Record list:
-- Start --

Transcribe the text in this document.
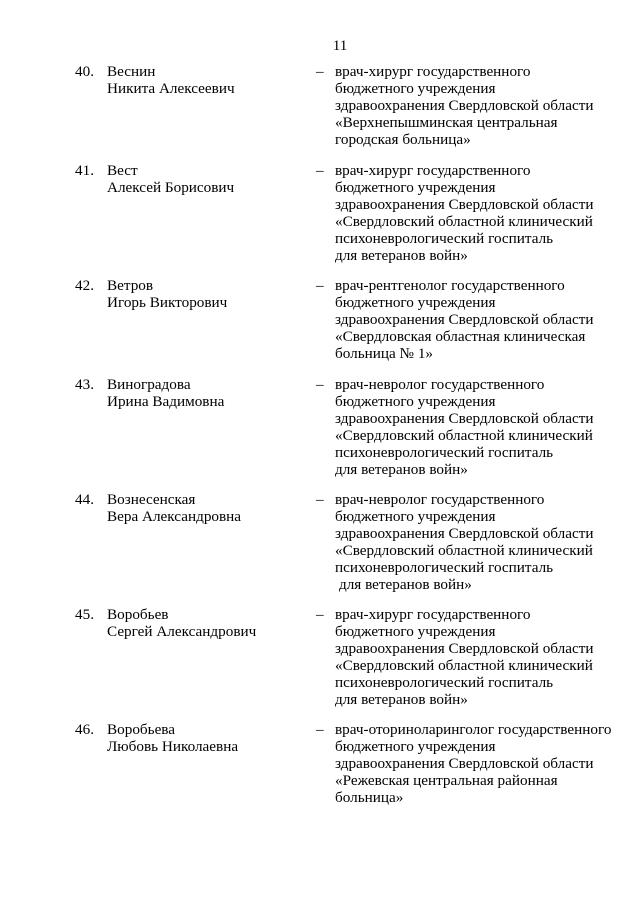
11
40. Веснин
Никита Алексеевич
– врач-хирург государственного
бюджетного учреждения
здравоохранения Свердловской области
«Верхнепышминская центральная
городская больница»
41. Вест
Алексей Борисович
– врач-хирург государственного
бюджетного учреждения
здравоохранения Свердловской области
«Свердловский областной клинический
психоневрологический госпиталь
для ветеранов войн»
42. Ветров
Игорь Викторович
– врач-рентгенолог государственного
бюджетного учреждения
здравоохранения Свердловской области
«Свердловская областная клиническая
больница № 1»
43. Виноградова
Ирина Вадимовна
– врач-невролог государственного
бюджетного учреждения
здравоохранения Свердловской области
«Свердловский областной клинический
психоневрологический госпиталь
для ветеранов войн»
44. Вознесенская
Вера Александровна
– врач-невролог государственного
бюджетного учреждения
здравоохранения Свердловской области
«Свердловский областной клинический
психоневрологический госпиталь
для ветеранов войн»
45. Воробьев
Сергей Александрович
– врач-хирург государственного
бюджетного учреждения
здравоохранения Свердловской области
«Свердловский областной клинический
психоневрологический госпиталь
для ветеранов войн»
46. Воробьева
Любовь Николаевна
– врач-оториноларинголог государственного
бюджетного учреждения
здравоохранения Свердловской области
«Режевская центральная районная
больница»
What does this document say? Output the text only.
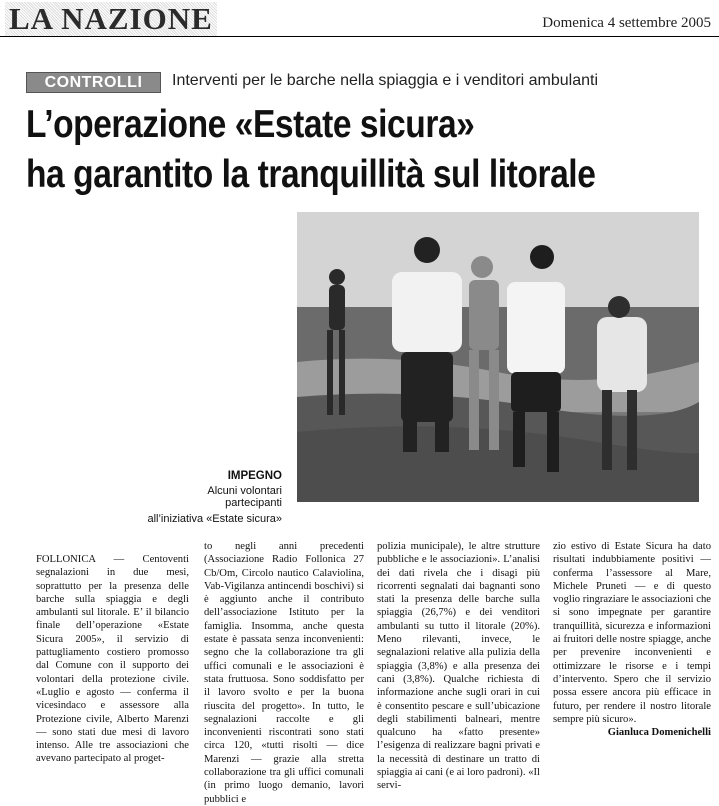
LA NAZIONE	Domenica 4 settembre 2005
CONTROLLI	Interventi per le barche nella spiaggia e i venditori ambulanti
L’operazione «Estate sicura»
ha garantito la tranquillità sul litorale
IMPEGNO
Alcuni volontari
partecipanti
all’iniziativa «Estate sicura»

FOLLONICA — Centoventi segnalazioni in due mesi, soprattutto per la presenza delle barche sulla spiaggia e degli ambulanti sul litorale. E’ il bilancio finale dell’operazione «Estate Sicura 2005», il servizio di pattugliamento costiero promosso dal Comune con il supporto dei volontari della protezione civile. «Luglio e agosto — conferma il vicesindaco e assessore alla Protezione civile, Alberto Marenzi — sono stati due mesi di lavoro intenso. Alle tre associazioni che avevano partecipato al proget-

to negli anni precedenti (Associazione Radio Follonica 27 Cb/Om, Circolo nautico Calaviolina, Vab-Vigilanza antincendi boschivi) si è aggiunto anche il contributo dell’associazione Istituto per la famiglia. Insomma, anche questa estate è passata senza inconvenienti: segno che la collaborazione tra gli uffici comunali e le associazioni è stata fruttuosa. Sono soddisfatto per il lavoro svolto e per la buona riuscita del progetto». In tutto, le segnalazioni raccolte e gli inconvenienti riscontrati sono stati circa 120, «tutti risolti — dice Marenzi — grazie alla stretta collaborazione tra gli uffici comunali (in primo luogo demanio, lavori pubblici e

polizia municipale), le altre strutture pubbliche e le associazioni». L’analisi dei dati rivela che i disagi più ricorrenti segnalati dai bagnanti sono stati la presenza delle barche sulla spiaggia (26,7%) e dei venditori ambulanti su tutto il litorale (20%). Meno rilevanti, invece, le segnalazioni relative alla pulizia della spiaggia (3,8%) e alla presenza dei cani (3,8%). Qualche richiesta di informazione anche sugli orari in cui è consentito pescare e sull’ubicazione degli stabilimenti balneari, mentre qualcuno ha «fatto presente» l’esigenza di realizzare bagni privati e la necessità di destinare un tratto di spiaggia ai cani (e ai loro padroni). «Il servi-

zio estivo di Estate Sicura ha dato risultati indubbiamente positivi — conferma l’assessore al Mare, Michele Pruneti — e di questo voglio ringraziare le associazioni che si sono impegnate per garantire tranquillità, sicurezza e informazioni ai fruitori delle nostre spiagge, anche per prevenire inconvenienti e ottimizzare le risorse e i tempi d’intervento. Spero che il servizio possa essere ancora più efficace in futuro, per rendere il nostro litorale sempre più sicuro».

Gianluca Domenichelli
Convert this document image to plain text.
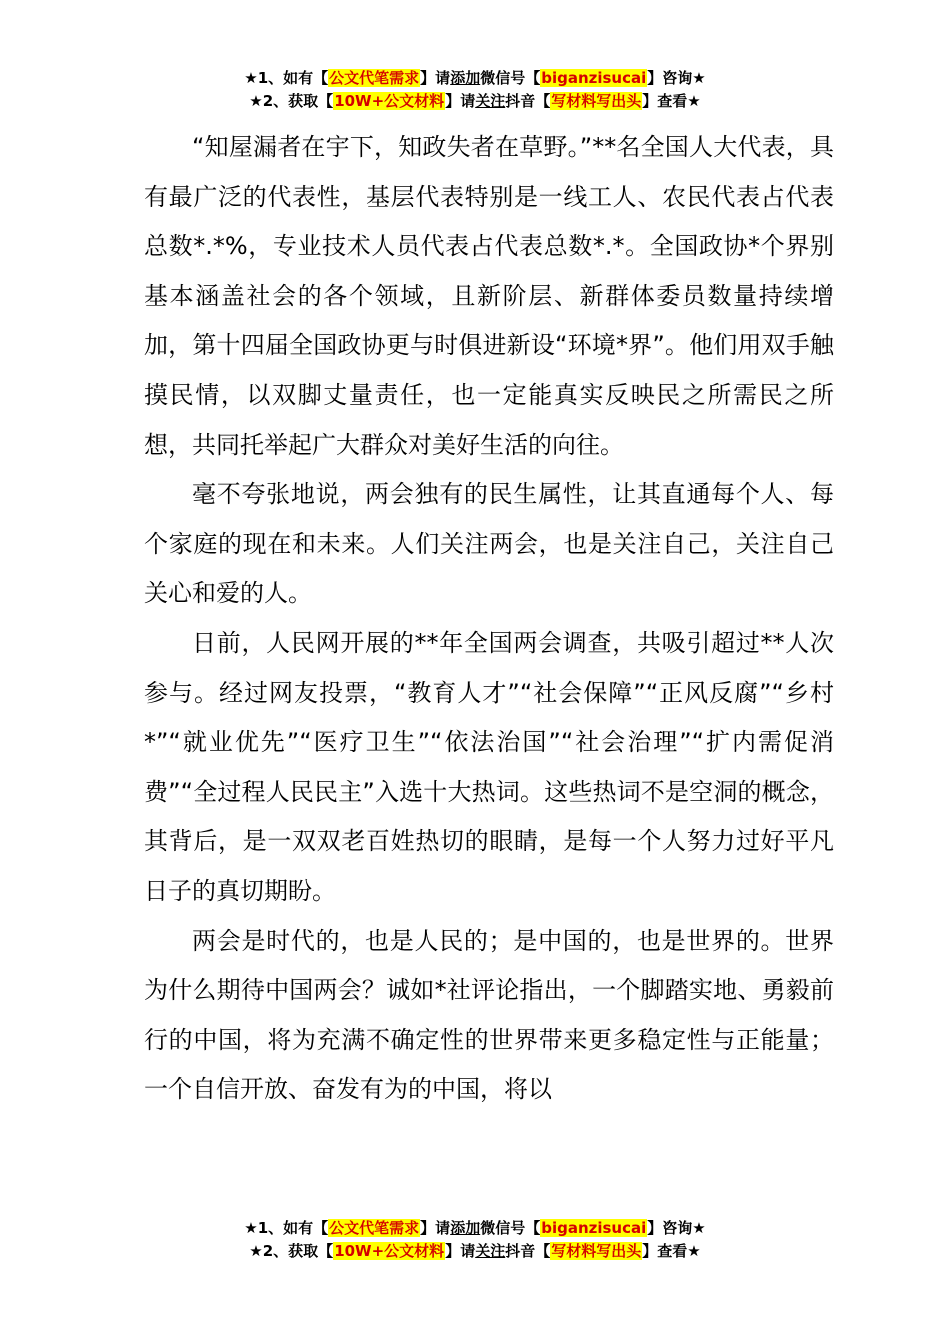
★1、如有【公文代笔需求】请添加微信号【biganzisucai】咨询★
★2、获取【10W+公文材料】请关注抖音【写材料写出头】查看★

“知屋漏者在宇下，知政失者在草野。”**名全国人大代表，具有最广泛的代表性，基层代表特别是一线工人、农民代表占代表总数*.*%，专业技术人员代表占代表总数*.*。全国政协*个界别基本涵盖社会的各个领域，且新阶层、新群体委员数量持续增加，第十四届全国政协更与时俱进新设“环境*界”。他们用双手触摸民情，以双脚丈量责任，也一定能真实反映民之所需民之所想，共同托举起广大群众对美好生活的向往。

毫不夸张地说，两会独有的民生属性，让其直通每个人、每个家庭的现在和未来。人们关注两会，也是关注自己，关注自己关心和爱的人。

日前，人民网开展的**年全国两会调查，共吸引超过**人次参与。经过网友投票，“教育人才”“社会保障”“正风反腐”“乡村*”“就业优先”“医疗卫生”“依法治国”“社会治理”“扩内需促消费”“全过程人民民主”入选十大热词。这些热词不是空洞的概念，其背后，是一双双老百姓热切的眼睛，是每一个人努力过好平凡日子的真切期盼。

两会是时代的，也是人民的；是中国的，也是世界的。世界为什么期待中国两会？诚如*社评论指出，一个脚踏实地、勇毅前行的中国，将为充满不确定性的世界带来更多稳定性与正能量；一个自信开放、奋发有为的中国，将以

★1、如有【公文代笔需求】请添加微信号【biganzisucai】咨询★
★2、获取【10W+公文材料】请关注抖音【写材料写出头】查看★
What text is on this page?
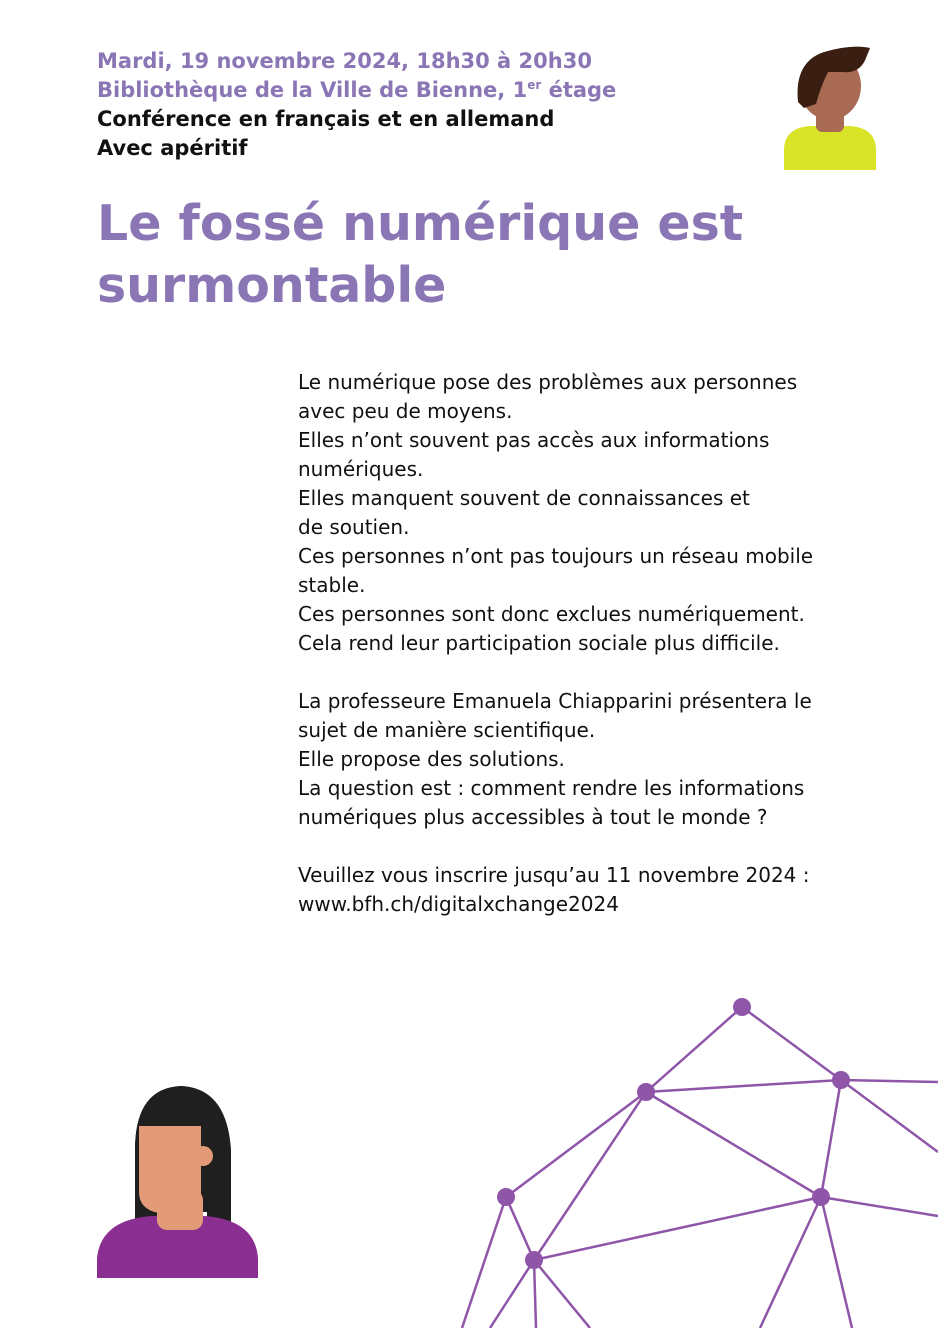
Mardi, 19 novembre 2024, 18h30 à 20h30
Bibliothèque de la Ville de Bienne, 1er étage
Conférence en français et en allemand
Avec apéritif
Le fossé numérique est
surmontable
Le numérique pose des problèmes aux personnes
avec peu de moyens.
Elles n’ont souvent pas accès aux informations
numériques.
Elles manquent souvent de connaissances et
de soutien.
Ces personnes n’ont pas toujours un réseau mobile
stable.
Ces personnes sont donc exclues numériquement.
Cela rend leur participation sociale plus difficile.
La professeure Emanuela Chiapparini présentera le
sujet de manière scientifique.
Elle propose des solutions.
La question est : comment rendre les informations
numériques plus accessibles à tout le monde ?
Veuillez vous inscrire jusqu’au 11 novembre 2024 :
www.bfh.ch/digitalxchange2024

-- End --

Request:
Exclude all pictures and reproduce exactly the lines from the one containing "What text is on this page?" through the final line of the entries above.

Answer:
What text is on this page?
Mardi, 19 novembre 2024, 18h30 à 20h30
Bibliothèque de la Ville de Bienne, 1er étage
Conférence en français et en allemand
Avec apéritif
Le fossé numérique est
surmontable
Le numérique pose des problèmes aux personnes
avec peu de moyens.
Elles n’ont souvent pas accès aux informations
numériques.
Elles manquent souvent de connaissances et
de soutien.
Ces personnes n’ont pas toujours un réseau mobile
stable.
Ces personnes sont donc exclues numériquement.
Cela rend leur participation sociale plus difficile.
La professeure Emanuela Chiapparini présentera le
sujet de manière scientifique.
Elle propose des solutions.
La question est : comment rendre les informations
numériques plus accessibles à tout le monde ?
Veuillez vous inscrire jusqu’au 11 novembre 2024 :
www.bfh.ch/digitalxchange2024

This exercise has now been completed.